Objective – Extract all lines that hold the string "values".
** begin Dataset rows **
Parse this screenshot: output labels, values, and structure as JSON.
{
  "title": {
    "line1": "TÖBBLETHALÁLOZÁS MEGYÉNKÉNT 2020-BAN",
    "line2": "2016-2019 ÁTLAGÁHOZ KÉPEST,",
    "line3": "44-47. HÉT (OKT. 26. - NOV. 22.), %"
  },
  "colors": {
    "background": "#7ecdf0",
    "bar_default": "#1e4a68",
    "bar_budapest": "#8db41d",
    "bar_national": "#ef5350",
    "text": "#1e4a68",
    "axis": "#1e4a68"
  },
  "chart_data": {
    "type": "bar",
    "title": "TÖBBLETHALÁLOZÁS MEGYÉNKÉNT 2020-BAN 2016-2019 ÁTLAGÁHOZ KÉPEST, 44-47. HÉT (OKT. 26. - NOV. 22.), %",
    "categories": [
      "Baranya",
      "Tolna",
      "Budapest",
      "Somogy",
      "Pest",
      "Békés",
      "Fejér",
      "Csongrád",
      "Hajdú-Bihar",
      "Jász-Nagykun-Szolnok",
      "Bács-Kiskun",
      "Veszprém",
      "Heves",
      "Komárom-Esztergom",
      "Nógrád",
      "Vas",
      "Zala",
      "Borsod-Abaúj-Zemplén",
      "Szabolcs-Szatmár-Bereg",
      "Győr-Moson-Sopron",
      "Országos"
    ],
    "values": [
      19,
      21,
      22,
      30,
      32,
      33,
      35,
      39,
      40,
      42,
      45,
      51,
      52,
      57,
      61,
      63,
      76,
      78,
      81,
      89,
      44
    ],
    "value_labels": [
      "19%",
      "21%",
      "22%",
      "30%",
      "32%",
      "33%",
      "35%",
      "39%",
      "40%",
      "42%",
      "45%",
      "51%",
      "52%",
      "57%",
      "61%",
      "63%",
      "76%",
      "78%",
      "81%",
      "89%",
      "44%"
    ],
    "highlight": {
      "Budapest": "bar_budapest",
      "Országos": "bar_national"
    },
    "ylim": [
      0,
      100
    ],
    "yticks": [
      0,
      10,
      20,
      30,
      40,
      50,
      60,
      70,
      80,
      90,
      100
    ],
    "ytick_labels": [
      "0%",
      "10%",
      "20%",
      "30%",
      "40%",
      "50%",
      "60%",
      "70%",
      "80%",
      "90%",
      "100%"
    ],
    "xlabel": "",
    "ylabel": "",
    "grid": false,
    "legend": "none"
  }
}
** end Dataset rows **
Exercise solution –
Parse this screenshot: output labels, values, and structure as JSON.
    "values": [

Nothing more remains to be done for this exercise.